What is expected
Within the records below, find each line that holds the string "device", then copy it.

— start —

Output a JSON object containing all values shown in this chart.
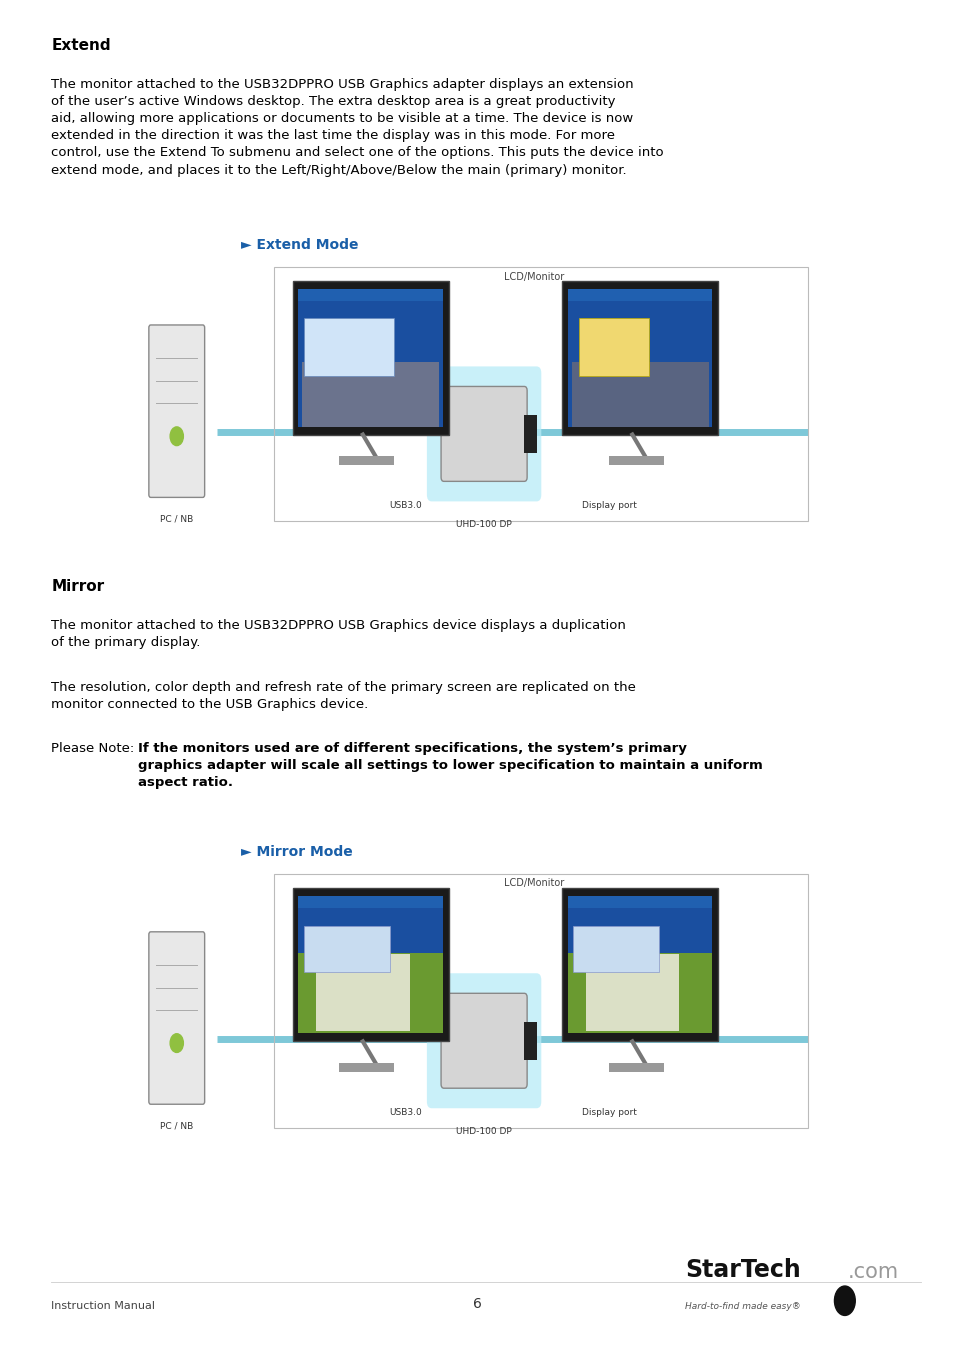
{
  "background_color": "#ffffff",
  "section1_title": "Extend",
  "section1_body": "The monitor attached to the USB32DPPRO USB Graphics adapter displays an extension\nof the user’s active Windows desktop. The extra desktop area is a great productivity\naid, allowing more applications or documents to be visible at a time. The device is now\nextended in the direction it was the last time the display was in this mode. For more\ncontrol, use the Extend To submenu and select one of the options. This puts the device into\nextend mode, and places it to the Left/Right/Above/Below the main (primary) monitor.",
  "extend_mode_label": "► Extend Mode",
  "section2_title": "Mirror",
  "section2_body1": "The monitor attached to the USB32DPPRO USB Graphics device displays a duplication\nof the primary display.",
  "section2_body2": "The resolution, color depth and refresh rate of the primary screen are replicated on the\nmonitor connected to the USB Graphics device.",
  "section2_body3_normal": "Please Note: ",
  "section2_body3_bold": "If the monitors used are of different specifications, the system’s primary\ngraphics adapter will scale all settings to lower specification to maintain a uniform\naspect ratio.",
  "mirror_mode_label": "► Mirror Mode",
  "footer_left": "Instruction Manual",
  "footer_center": "6",
  "footer_right3": "Hard-to-find made easy®",
  "title_fontsize": 11,
  "body_fontsize": 9.5,
  "mode_label_fontsize": 10,
  "footer_fontsize": 8
}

— end —

Worked solution
  "section1_body": "The monitor attached to the USB32DPPRO USB Graphics adapter displays an extension\nof the user’s active Windows desktop. The extra desktop area is a great productivity\naid, allowing more applications or documents to be visible at a time. The device is now\nextended in the direction it was the last time the display was in this mode. For more\ncontrol, use the Extend To submenu and select one of the options. This puts the device into\nextend mode, and places it to the Left/Right/Above/Below the main (primary) monitor.",
  "section2_body1": "The monitor attached to the USB32DPPRO USB Graphics device displays a duplication\nof the primary display.",
  "section2_body2": "The resolution, color depth and refresh rate of the primary screen are replicated on the\nmonitor connected to the USB Graphics device.",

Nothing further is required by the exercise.